▶ **EXERCISE OBJECTIVE**
Please report every line from the material that contains the word "ГОСТ".

[Extracted data entries]
────────────────────

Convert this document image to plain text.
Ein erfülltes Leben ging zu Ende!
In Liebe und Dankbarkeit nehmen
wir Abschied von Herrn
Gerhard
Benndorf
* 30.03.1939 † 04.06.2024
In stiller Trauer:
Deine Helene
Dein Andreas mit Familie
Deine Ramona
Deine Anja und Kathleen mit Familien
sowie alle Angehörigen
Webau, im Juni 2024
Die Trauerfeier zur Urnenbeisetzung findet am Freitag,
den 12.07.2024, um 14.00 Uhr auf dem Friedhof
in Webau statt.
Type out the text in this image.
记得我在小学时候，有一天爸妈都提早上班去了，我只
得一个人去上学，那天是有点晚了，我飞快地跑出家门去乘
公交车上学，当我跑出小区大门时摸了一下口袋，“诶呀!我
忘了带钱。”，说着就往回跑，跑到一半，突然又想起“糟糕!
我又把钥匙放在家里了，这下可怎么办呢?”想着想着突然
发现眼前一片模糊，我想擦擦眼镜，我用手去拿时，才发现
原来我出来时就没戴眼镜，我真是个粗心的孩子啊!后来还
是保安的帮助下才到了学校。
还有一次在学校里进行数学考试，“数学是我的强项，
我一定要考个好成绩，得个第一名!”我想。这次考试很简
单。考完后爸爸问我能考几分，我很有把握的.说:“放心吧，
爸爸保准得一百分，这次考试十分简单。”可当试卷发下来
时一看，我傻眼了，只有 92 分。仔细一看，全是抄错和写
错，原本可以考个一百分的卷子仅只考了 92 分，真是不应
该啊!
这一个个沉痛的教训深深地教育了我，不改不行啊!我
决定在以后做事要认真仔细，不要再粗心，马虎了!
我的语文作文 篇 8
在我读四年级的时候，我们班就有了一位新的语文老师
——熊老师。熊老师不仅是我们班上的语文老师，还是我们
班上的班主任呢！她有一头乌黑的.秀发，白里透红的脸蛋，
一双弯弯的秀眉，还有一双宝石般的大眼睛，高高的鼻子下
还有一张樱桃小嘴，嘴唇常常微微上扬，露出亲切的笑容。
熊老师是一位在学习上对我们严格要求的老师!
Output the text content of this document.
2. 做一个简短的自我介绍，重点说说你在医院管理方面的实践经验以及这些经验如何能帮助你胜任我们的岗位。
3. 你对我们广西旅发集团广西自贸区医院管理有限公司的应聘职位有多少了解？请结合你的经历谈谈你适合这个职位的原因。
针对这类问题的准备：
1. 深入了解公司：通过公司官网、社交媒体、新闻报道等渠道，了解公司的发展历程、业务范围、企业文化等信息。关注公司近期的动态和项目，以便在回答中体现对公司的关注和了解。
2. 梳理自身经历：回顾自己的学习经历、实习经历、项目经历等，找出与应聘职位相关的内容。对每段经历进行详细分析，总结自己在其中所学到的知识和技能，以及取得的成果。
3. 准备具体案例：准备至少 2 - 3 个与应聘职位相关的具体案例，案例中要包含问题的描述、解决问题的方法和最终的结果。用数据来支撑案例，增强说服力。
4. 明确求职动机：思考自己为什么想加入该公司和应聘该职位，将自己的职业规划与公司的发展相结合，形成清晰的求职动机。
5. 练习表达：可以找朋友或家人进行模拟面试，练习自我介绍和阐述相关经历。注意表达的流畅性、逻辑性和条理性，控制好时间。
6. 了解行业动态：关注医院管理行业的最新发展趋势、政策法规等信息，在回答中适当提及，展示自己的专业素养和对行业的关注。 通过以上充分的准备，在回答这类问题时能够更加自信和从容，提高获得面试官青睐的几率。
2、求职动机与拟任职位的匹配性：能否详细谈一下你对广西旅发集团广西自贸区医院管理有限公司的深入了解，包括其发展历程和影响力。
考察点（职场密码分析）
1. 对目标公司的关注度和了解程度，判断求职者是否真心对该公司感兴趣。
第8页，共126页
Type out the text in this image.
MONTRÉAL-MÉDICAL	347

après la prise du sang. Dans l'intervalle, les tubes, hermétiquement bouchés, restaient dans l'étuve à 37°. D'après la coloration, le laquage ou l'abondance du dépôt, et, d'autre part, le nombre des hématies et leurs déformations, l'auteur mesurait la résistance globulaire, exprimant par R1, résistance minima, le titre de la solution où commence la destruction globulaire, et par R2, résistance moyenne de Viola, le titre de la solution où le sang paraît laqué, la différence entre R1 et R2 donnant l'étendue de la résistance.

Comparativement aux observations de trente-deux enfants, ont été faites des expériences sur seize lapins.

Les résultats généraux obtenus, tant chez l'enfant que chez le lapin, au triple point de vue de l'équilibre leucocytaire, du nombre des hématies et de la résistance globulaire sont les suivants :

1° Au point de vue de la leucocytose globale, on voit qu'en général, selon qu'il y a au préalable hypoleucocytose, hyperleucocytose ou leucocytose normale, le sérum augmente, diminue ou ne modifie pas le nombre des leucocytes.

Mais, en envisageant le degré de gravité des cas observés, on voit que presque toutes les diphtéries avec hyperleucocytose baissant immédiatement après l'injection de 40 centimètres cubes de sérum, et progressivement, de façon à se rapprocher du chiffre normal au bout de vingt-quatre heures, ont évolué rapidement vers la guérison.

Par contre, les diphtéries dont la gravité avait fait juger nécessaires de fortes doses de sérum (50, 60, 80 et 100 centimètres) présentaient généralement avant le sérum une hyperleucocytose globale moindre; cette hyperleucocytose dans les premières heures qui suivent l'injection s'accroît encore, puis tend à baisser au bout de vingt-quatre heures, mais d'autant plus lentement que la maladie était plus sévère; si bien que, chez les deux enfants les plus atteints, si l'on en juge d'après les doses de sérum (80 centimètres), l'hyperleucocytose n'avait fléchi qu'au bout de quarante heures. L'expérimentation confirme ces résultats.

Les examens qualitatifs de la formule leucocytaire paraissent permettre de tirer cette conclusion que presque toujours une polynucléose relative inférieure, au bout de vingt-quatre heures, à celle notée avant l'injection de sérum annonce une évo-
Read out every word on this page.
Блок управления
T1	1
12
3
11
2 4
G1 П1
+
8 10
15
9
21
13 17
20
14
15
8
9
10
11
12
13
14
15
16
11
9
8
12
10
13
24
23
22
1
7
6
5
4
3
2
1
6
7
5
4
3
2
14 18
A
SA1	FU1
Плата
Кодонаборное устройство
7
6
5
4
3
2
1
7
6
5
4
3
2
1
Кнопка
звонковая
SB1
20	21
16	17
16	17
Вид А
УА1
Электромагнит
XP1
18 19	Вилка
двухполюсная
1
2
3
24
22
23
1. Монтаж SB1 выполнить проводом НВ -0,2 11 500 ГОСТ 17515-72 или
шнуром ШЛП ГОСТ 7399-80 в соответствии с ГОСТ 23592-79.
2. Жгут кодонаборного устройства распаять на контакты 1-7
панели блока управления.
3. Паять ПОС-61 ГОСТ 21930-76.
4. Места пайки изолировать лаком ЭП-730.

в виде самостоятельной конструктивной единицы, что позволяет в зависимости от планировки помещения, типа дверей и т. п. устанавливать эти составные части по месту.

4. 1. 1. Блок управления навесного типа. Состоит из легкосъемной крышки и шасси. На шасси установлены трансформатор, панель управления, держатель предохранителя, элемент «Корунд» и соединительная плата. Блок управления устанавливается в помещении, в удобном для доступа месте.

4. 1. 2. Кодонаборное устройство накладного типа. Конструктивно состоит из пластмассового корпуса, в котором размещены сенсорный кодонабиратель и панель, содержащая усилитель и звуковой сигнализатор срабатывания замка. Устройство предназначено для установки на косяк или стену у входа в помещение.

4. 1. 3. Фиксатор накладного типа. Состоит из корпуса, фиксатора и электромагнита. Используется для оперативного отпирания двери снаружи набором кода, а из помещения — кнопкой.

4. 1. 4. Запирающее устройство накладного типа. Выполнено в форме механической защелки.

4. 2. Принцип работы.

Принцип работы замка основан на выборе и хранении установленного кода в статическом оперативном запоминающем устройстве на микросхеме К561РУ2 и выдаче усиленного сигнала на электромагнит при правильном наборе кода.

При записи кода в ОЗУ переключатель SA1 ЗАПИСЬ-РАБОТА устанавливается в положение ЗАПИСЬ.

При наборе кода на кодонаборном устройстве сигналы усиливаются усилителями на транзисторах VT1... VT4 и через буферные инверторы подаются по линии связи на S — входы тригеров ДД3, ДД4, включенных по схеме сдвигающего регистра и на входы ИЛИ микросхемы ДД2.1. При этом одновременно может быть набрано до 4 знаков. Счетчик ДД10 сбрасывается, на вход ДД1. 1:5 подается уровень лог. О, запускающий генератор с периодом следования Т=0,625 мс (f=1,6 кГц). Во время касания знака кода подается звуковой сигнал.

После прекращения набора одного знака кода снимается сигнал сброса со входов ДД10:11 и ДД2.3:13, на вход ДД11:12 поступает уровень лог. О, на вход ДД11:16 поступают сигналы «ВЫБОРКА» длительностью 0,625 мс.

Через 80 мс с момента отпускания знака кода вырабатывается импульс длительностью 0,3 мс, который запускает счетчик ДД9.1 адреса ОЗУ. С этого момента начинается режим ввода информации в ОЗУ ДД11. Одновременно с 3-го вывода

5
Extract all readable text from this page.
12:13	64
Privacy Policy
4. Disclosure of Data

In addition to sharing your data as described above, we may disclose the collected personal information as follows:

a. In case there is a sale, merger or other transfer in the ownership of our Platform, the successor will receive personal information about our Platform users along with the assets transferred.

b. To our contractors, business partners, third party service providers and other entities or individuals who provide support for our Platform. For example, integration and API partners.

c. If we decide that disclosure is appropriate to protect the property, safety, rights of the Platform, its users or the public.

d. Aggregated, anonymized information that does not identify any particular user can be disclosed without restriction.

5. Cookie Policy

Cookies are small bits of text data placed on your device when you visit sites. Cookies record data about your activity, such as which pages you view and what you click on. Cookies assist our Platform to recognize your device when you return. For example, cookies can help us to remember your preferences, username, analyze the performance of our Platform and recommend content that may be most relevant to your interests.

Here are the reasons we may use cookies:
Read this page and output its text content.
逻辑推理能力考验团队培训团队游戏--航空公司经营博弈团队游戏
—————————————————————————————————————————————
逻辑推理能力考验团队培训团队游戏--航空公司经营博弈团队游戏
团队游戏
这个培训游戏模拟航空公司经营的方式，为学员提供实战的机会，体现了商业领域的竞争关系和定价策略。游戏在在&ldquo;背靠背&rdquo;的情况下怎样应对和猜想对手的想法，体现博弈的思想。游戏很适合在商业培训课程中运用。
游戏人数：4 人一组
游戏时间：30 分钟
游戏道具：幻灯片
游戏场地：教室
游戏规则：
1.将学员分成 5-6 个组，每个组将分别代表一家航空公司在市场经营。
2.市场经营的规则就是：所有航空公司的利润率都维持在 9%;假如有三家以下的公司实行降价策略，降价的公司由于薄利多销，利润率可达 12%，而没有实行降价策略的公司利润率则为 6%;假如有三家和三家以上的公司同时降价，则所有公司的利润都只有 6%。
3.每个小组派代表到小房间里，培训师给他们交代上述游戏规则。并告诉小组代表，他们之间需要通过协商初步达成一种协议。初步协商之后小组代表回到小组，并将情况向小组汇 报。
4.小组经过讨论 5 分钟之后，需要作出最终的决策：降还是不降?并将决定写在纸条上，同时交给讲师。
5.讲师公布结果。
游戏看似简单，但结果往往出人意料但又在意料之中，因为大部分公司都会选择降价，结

────────────────────

▶ **COMPLETED TASK**
1. Монтаж SB1 выполнить проводом НВ -0,2 11 500 ГОСТ 17515-72 или
шнуром ШЛП ГОСТ 7399-80 в соответствии с ГОСТ 23592-79.
3. Паять ПОС-61 ГОСТ 21930-76.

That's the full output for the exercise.